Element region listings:
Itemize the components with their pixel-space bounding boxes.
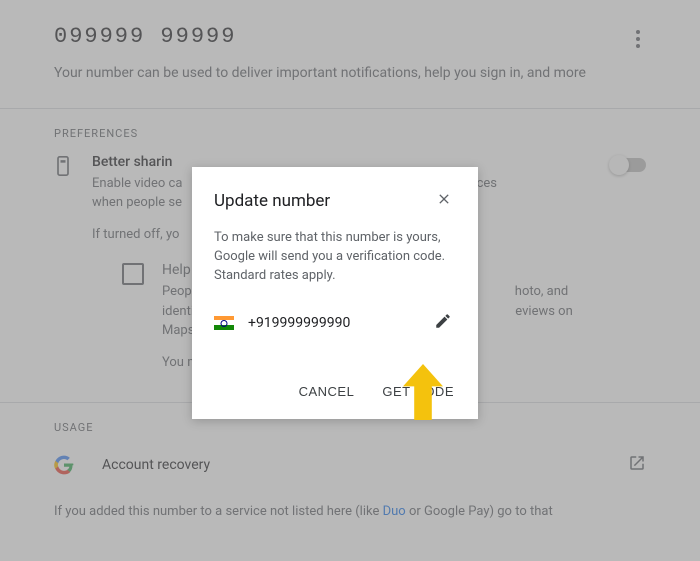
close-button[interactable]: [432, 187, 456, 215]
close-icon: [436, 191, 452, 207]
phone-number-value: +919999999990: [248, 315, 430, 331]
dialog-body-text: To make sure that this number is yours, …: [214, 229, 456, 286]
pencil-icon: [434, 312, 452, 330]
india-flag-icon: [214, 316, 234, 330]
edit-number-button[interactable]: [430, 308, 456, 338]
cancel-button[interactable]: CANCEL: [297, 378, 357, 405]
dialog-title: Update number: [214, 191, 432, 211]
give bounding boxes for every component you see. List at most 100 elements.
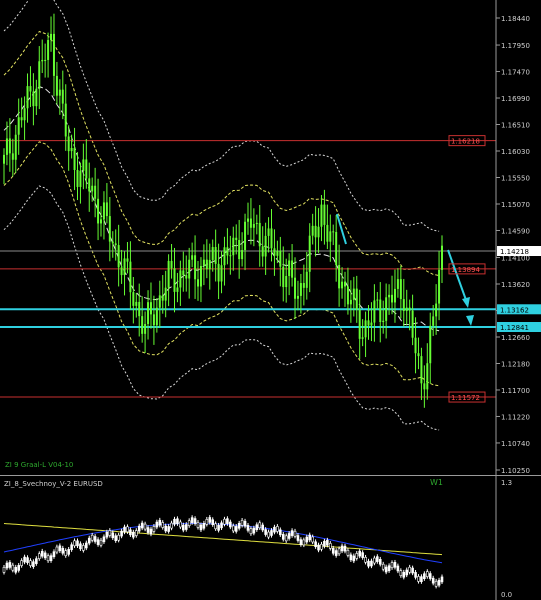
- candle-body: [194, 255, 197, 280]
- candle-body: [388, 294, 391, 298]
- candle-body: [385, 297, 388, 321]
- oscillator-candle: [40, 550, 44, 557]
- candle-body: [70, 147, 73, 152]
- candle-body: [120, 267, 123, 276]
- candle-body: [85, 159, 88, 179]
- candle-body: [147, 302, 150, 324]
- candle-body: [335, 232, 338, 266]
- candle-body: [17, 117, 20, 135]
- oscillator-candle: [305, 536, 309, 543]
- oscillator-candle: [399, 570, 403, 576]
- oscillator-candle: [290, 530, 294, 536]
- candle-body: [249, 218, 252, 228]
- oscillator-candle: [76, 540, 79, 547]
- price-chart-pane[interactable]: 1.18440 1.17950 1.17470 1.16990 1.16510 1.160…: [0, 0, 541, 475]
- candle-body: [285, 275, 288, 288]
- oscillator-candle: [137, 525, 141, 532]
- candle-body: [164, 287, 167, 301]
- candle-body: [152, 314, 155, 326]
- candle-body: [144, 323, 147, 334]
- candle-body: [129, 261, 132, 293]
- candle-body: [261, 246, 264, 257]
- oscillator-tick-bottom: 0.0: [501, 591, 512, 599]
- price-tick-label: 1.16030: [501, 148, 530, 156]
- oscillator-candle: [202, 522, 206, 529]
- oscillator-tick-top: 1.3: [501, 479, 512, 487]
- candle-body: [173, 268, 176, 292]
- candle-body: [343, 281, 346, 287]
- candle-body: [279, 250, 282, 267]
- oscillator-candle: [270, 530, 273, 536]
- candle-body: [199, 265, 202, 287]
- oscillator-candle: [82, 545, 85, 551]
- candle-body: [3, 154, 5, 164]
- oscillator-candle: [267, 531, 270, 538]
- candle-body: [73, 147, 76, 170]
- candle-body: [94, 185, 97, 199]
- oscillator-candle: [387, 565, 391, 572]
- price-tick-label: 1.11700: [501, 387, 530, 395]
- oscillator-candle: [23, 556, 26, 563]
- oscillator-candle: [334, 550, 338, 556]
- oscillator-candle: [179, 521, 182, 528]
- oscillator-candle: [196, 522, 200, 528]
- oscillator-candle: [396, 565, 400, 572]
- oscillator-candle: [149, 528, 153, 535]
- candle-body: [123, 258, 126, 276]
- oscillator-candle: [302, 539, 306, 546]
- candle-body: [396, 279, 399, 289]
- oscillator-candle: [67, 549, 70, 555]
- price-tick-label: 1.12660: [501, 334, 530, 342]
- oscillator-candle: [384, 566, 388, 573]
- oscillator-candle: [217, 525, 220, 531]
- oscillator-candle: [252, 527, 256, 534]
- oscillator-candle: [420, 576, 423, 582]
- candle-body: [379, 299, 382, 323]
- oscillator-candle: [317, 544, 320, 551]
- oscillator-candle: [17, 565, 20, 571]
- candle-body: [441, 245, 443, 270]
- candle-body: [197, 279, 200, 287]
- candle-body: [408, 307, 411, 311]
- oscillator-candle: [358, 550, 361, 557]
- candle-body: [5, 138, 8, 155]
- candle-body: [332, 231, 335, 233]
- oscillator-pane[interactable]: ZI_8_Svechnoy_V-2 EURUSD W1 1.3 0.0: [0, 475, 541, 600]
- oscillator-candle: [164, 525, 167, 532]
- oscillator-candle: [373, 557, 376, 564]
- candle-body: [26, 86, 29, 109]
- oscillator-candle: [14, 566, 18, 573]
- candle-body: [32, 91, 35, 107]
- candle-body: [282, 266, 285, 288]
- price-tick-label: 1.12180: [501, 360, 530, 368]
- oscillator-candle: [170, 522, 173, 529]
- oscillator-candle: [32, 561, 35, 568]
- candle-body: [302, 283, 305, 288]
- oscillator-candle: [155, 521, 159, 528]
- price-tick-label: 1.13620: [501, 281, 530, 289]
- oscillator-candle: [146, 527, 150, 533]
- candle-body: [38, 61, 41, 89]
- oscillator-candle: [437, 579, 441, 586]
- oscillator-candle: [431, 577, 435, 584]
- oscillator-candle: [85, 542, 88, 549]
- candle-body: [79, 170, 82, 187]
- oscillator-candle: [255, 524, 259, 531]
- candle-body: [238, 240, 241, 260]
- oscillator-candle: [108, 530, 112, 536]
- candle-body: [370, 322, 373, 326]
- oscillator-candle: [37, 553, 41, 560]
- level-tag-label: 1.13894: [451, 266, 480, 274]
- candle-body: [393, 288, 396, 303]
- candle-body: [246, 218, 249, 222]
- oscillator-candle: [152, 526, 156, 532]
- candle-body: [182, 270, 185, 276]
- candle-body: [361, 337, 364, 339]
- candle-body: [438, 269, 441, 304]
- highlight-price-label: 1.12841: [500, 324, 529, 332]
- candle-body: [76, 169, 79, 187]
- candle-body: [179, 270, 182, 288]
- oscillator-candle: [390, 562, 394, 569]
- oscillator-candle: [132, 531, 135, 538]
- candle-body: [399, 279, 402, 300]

...

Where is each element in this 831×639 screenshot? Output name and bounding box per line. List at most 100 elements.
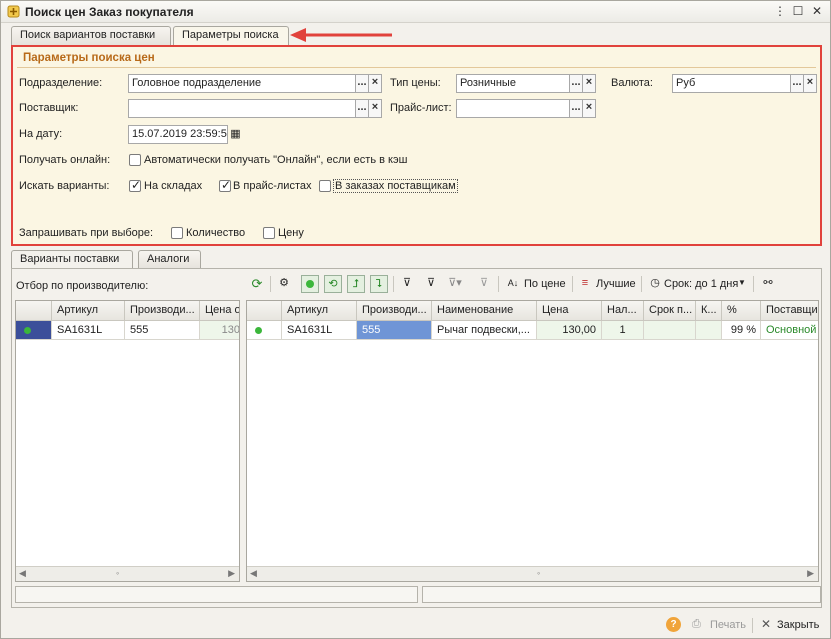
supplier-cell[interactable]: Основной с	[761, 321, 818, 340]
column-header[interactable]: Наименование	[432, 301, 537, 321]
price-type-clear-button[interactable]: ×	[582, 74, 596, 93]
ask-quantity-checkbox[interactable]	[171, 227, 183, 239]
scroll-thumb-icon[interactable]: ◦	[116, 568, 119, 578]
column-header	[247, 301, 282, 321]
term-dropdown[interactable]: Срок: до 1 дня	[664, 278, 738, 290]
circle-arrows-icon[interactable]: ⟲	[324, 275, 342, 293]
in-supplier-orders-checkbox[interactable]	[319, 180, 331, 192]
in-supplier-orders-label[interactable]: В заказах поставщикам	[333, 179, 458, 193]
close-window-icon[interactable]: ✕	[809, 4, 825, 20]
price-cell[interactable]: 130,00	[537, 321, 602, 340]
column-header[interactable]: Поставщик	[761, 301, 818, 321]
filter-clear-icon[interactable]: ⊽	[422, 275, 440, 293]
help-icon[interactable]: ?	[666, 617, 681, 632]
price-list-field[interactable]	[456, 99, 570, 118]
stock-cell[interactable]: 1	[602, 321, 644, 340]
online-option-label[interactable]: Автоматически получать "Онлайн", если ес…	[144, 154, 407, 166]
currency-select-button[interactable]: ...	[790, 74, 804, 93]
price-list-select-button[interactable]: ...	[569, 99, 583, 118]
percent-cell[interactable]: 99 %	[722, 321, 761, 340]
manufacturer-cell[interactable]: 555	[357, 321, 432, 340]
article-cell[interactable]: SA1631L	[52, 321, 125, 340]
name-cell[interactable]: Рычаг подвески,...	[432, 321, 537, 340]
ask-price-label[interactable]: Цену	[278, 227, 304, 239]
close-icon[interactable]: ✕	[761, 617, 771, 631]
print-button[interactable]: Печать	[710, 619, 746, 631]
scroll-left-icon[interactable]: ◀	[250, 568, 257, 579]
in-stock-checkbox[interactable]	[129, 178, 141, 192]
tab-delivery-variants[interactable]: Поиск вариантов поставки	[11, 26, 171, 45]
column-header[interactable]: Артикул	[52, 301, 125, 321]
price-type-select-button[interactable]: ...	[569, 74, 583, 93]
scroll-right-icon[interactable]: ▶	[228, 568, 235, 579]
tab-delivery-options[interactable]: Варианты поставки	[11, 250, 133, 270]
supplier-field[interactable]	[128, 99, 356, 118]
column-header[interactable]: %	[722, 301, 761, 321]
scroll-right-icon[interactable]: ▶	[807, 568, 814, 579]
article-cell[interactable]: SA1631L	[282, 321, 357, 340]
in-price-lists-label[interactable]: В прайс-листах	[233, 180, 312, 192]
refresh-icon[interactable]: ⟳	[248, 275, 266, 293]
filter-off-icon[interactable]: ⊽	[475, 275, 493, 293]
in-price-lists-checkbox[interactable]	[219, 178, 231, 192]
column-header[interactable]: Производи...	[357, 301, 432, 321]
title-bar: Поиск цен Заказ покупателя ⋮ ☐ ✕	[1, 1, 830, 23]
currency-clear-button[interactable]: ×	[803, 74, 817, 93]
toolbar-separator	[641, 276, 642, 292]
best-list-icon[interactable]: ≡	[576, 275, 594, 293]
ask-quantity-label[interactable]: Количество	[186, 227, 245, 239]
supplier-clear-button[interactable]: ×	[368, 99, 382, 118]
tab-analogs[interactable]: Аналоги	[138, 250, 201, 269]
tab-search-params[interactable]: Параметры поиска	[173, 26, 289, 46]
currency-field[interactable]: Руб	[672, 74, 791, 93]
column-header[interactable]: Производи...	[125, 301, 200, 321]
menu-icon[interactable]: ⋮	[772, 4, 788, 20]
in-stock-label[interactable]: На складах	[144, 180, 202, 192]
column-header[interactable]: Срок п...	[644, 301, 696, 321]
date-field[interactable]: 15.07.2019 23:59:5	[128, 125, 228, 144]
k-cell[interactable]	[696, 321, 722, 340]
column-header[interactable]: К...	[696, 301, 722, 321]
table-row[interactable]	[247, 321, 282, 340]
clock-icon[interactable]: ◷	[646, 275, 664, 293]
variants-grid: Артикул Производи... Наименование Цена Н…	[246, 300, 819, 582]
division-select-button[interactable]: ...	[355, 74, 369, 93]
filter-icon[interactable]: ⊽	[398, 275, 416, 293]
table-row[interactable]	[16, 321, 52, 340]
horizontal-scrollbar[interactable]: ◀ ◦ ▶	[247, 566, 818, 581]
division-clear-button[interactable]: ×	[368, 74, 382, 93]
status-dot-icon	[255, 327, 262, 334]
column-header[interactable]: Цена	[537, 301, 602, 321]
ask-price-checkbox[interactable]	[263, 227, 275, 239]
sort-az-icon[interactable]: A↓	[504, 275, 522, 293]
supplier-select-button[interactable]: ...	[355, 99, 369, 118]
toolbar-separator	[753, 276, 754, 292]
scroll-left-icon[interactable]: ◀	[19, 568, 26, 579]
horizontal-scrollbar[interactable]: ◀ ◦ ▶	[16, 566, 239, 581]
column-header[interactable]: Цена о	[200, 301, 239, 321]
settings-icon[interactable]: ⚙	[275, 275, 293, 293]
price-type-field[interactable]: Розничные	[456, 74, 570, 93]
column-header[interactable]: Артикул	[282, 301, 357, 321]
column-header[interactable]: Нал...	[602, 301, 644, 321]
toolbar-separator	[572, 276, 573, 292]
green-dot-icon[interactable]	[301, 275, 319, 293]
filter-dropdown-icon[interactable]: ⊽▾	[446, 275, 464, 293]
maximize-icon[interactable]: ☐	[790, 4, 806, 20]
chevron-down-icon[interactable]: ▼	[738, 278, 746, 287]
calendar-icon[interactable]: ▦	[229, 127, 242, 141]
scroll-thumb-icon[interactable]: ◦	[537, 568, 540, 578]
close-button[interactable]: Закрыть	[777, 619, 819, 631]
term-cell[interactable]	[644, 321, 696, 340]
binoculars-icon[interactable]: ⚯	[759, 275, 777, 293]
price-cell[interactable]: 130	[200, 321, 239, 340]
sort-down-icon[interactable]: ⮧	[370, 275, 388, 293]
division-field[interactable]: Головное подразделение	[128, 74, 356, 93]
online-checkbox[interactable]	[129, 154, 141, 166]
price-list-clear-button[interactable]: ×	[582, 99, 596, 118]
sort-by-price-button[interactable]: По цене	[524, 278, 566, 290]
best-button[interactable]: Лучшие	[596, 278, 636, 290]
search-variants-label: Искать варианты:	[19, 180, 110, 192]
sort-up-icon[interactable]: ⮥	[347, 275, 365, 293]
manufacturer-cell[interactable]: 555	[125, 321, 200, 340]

...

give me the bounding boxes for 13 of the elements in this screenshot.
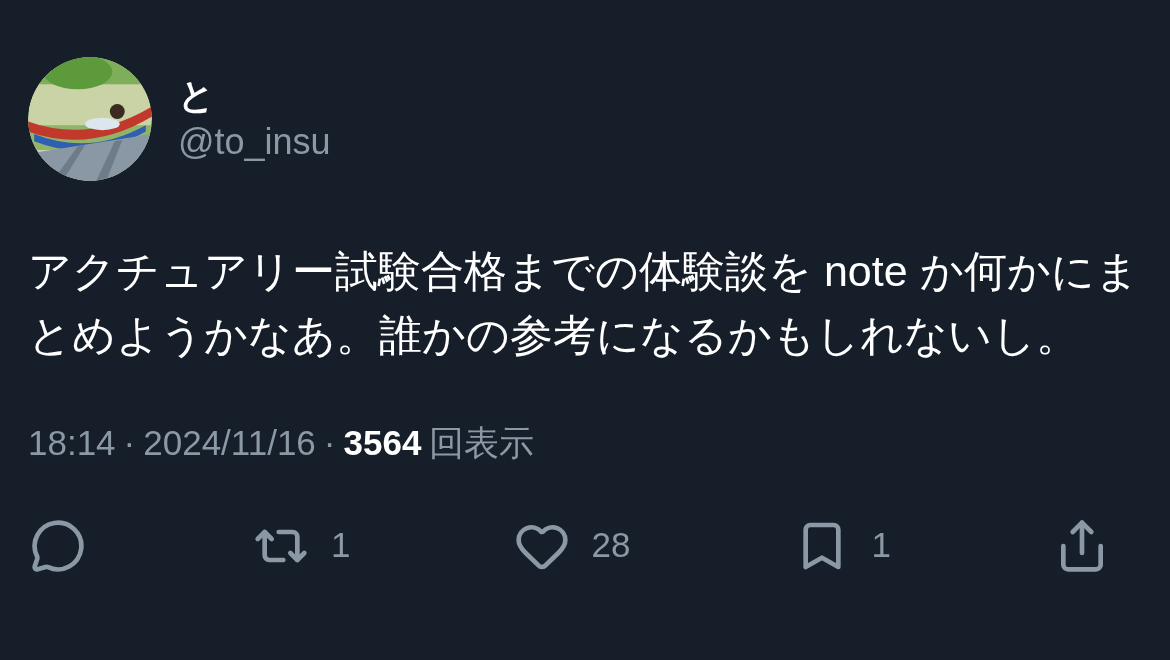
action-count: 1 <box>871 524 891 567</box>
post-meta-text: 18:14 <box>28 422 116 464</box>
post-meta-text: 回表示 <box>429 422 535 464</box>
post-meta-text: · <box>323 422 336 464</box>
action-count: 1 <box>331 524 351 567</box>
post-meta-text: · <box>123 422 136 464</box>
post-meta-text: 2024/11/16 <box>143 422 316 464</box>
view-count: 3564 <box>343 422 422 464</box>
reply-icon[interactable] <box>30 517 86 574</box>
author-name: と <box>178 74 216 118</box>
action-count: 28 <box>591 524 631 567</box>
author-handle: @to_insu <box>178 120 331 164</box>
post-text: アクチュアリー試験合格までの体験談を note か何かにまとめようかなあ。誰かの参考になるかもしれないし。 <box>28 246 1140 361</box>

== Stated goal ==
Put the lines of the material between the lines holding "Itemize the components" and "give bounding boxes", inclusive, into a Markdown table with the columns No. and Line, giving each row a number. Leave out blank lines and pictures.

== Result for this task ==
| No. | Line |
|---|---|
| 1 | Itemize the components with their pixel-space bounding boxes. |
| 2 | close-button[interactable]: [432, 187, 456, 215] |
| 3 | close-icon: [436, 191, 452, 207] |
| 4 | phone-number-value: +919999999990: [248, 315, 430, 331] |
| 5 | dialog-body-text: To make sure that this number is yours, …: [214, 229, 456, 286] |
| 6 | pencil-icon: [434, 312, 452, 330] |
| 7 | india-flag-icon: [214, 316, 234, 330] |
| 8 | edit-number-button[interactable]: [430, 308, 456, 338] |
| 9 | cancel-button[interactable]: CANCEL: [297, 378, 357, 405] |
| 10 | dialog-title: Update number: [214, 191, 432, 211] |
| 11 | give bounding boxes for every component you see. List at most 100 elements. |